-- Begin Extracted data --

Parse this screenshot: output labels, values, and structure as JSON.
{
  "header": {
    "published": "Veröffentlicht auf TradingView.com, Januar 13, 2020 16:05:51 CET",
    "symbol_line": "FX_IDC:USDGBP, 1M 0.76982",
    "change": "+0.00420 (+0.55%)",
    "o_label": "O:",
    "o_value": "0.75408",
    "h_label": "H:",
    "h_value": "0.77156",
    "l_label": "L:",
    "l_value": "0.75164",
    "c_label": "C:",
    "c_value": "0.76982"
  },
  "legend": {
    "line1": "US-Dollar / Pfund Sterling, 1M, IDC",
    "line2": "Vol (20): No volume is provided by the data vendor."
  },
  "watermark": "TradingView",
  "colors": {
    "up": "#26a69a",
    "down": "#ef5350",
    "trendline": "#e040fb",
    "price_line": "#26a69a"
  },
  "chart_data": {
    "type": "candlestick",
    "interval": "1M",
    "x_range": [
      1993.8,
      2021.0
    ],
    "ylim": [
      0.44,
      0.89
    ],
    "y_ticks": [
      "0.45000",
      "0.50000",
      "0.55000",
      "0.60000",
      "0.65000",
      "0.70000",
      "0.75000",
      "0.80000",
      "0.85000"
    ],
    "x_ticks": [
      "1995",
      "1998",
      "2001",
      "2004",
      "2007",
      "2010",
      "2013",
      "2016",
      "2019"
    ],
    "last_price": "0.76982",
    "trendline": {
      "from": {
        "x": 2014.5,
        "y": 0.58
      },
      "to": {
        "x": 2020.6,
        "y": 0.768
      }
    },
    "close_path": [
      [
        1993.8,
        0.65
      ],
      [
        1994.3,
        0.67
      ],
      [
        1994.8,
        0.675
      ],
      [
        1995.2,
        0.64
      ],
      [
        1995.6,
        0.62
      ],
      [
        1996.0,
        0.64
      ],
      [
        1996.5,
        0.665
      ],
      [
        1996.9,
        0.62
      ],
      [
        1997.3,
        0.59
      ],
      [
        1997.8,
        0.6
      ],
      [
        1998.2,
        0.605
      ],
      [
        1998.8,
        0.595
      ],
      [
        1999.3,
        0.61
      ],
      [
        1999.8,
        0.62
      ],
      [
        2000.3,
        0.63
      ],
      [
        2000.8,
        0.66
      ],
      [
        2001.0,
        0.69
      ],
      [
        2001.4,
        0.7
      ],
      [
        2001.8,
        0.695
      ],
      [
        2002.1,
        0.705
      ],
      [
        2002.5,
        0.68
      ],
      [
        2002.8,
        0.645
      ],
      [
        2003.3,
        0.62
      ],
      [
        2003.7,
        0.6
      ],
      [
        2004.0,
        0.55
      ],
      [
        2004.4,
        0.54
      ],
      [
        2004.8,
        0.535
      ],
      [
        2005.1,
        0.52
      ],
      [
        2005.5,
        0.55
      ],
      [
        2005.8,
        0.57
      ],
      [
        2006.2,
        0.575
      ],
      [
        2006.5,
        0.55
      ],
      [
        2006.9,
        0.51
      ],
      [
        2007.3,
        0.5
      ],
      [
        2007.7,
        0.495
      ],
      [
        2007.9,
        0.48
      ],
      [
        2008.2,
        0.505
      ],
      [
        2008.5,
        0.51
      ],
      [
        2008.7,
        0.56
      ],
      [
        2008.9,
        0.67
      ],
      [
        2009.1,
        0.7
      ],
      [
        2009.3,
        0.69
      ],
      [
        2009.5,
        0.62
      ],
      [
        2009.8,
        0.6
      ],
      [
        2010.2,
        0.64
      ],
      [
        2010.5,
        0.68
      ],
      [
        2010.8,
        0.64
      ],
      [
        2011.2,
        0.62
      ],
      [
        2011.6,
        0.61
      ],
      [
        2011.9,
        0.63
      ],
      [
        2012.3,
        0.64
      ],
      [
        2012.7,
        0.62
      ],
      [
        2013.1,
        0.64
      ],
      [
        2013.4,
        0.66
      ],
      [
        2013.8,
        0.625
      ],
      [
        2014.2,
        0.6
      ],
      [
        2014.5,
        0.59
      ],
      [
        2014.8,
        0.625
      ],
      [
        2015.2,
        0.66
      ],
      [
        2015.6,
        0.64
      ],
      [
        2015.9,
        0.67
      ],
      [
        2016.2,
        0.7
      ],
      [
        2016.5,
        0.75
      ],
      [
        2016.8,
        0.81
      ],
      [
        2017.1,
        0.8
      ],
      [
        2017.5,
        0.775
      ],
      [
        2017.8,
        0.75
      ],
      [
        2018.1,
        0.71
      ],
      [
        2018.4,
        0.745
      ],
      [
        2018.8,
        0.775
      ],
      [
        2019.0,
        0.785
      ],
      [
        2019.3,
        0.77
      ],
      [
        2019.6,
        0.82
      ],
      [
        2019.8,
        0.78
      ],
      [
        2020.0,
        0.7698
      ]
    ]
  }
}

-- End Extracted data --

[Stated exercise] Copy out the whole listing, exactly as written.

[Answer for the task]
Parse this screenshot: output labels, values, and structure as JSON.
{
  "header": {
    "published": "Veröffentlicht auf TradingView.com, Januar 13, 2020 16:05:51 CET",
    "symbol_line": "FX_IDC:USDGBP, 1M 0.76982",
    "change": "+0.00420 (+0.55%)",
    "o_label": "O:",
    "o_value": "0.75408",
    "h_label": "H:",
    "h_value": "0.77156",
    "l_label": "L:",
    "l_value": "0.75164",
    "c_label": "C:",
    "c_value": "0.76982"
  },
  "legend": {
    "line1": "US-Dollar / Pfund Sterling, 1M, IDC",
    "line2": "Vol (20): No volume is provided by the data vendor."
  },
  "watermark": "TradingView",
  "colors": {
    "up": "#26a69a",
    "down": "#ef5350",
    "trendline": "#e040fb",
    "price_line": "#26a69a"
  },
  "chart_data": {
    "type": "candlestick",
    "interval": "1M",
    "x_range": [
      1993.8,
      2021.0
    ],
    "ylim": [
      0.44,
      0.89
    ],
    "y_ticks": [
      "0.45000",
      "0.50000",
      "0.55000",
      "0.60000",
      "0.65000",
      "0.70000",
      "0.75000",
      "0.80000",
      "0.85000"
    ],
    "x_ticks": [
      "1995",
      "1998",
      "2001",
      "2004",
      "2007",
      "2010",
      "2013",
      "2016",
      "2019"
    ],
    "last_price": "0.76982",
    "trendline": {
      "from": {
        "x": 2014.5,
        "y": 0.58
      },
      "to": {
        "x": 2020.6,
        "y": 0.768
      }
    },
    "close_path": [
      [
        1993.8,
        0.65
      ],
      [
        1994.3,
        0.67
      ],
      [
        1994.8,
        0.675
      ],
      [
        1995.2,
        0.64
      ],
      [
        1995.6,
        0.62
      ],
      [
        1996.0,
        0.64
      ],
      [
        1996.5,
        0.665
      ],
      [
        1996.9,
        0.62
      ],
      [
        1997.3,
        0.59
      ],
      [
        1997.8,
        0.6
      ],
      [
        1998.2,
        0.605
      ],
      [
        1998.8,
        0.595
      ],
      [
        1999.3,
        0.61
      ],
      [
        1999.8,
        0.62
      ],
      [
        2000.3,
        0.63
      ],
      [
        2000.8,
        0.66
      ],
      [
        2001.0,
        0.69
      ],
      [
        2001.4,
        0.7
      ],
      [
        2001.8,
        0.695
      ],
      [
        2002.1,
        0.705
      ],
      [
        2002.5,
        0.68
      ],
      [
        2002.8,
        0.645
      ],
      [
        2003.3,
        0.62
      ],
      [
        2003.7,
        0.6
      ],
      [
        2004.0,
        0.55
      ],
      [
        2004.4,
        0.54
      ],
      [
        2004.8,
        0.535
      ],
      [
        2005.1,
        0.52
      ],
      [
        2005.5,
        0.55
      ],
      [
        2005.8,
        0.57
      ],
      [
        2006.2,
        0.575
      ],
      [
        2006.5,
        0.55
      ],
      [
        2006.9,
        0.51
      ],
      [
        2007.3,
        0.5
      ],
      [
        2007.7,
        0.495
      ],
      [
        2007.9,
        0.48
      ],
      [
        2008.2,
        0.505
      ],
      [
        2008.5,
        0.51
      ],
      [
        2008.7,
        0.56
      ],
      [
        2008.9,
        0.67
      ],
      [
        2009.1,
        0.7
      ],
      [
        2009.3,
        0.69
      ],
      [
        2009.5,
        0.62
      ],
      [
        2009.8,
        0.6
      ],
      [
        2010.2,
        0.64
      ],
      [
        2010.5,
        0.68
      ],
      [
        2010.8,
        0.64
      ],
      [
        2011.2,
        0.62
      ],
      [
        2011.6,
        0.61
      ],
      [
        2011.9,
        0.63
      ],
      [
        2012.3,
        0.64
      ],
      [
        2012.7,
        0.62
      ],
      [
        2013.1,
        0.64
      ],
      [
        2013.4,
        0.66
      ],
      [
        2013.8,
        0.625
      ],
      [
        2014.2,
        0.6
      ],
      [
        2014.5,
        0.59
      ],
      [
        2014.8,
        0.625
      ],
      [
        2015.2,
        0.66
      ],
      [
        2015.6,
        0.64
      ],
      [
        2015.9,
        0.67
      ],
      [
        2016.2,
        0.7
      ],
      [
        2016.5,
        0.75
      ],
      [
        2016.8,
        0.81
      ],
      [
        2017.1,
        0.8
      ],
      [
        2017.5,
        0.775
      ],
      [
        2017.8,
        0.75
      ],
      [
        2018.1,
        0.71
      ],
      [
        2018.4,
        0.745
      ],
      [
        2018.8,
        0.775
      ],
      [
        2019.0,
        0.785
      ],
      [
        2019.3,
        0.77
      ],
      [
        2019.6,
        0.82
      ],
      [
        2019.8,
        0.78
      ],
      [
        2020.0,
        0.7698
      ]
    ]
  }
}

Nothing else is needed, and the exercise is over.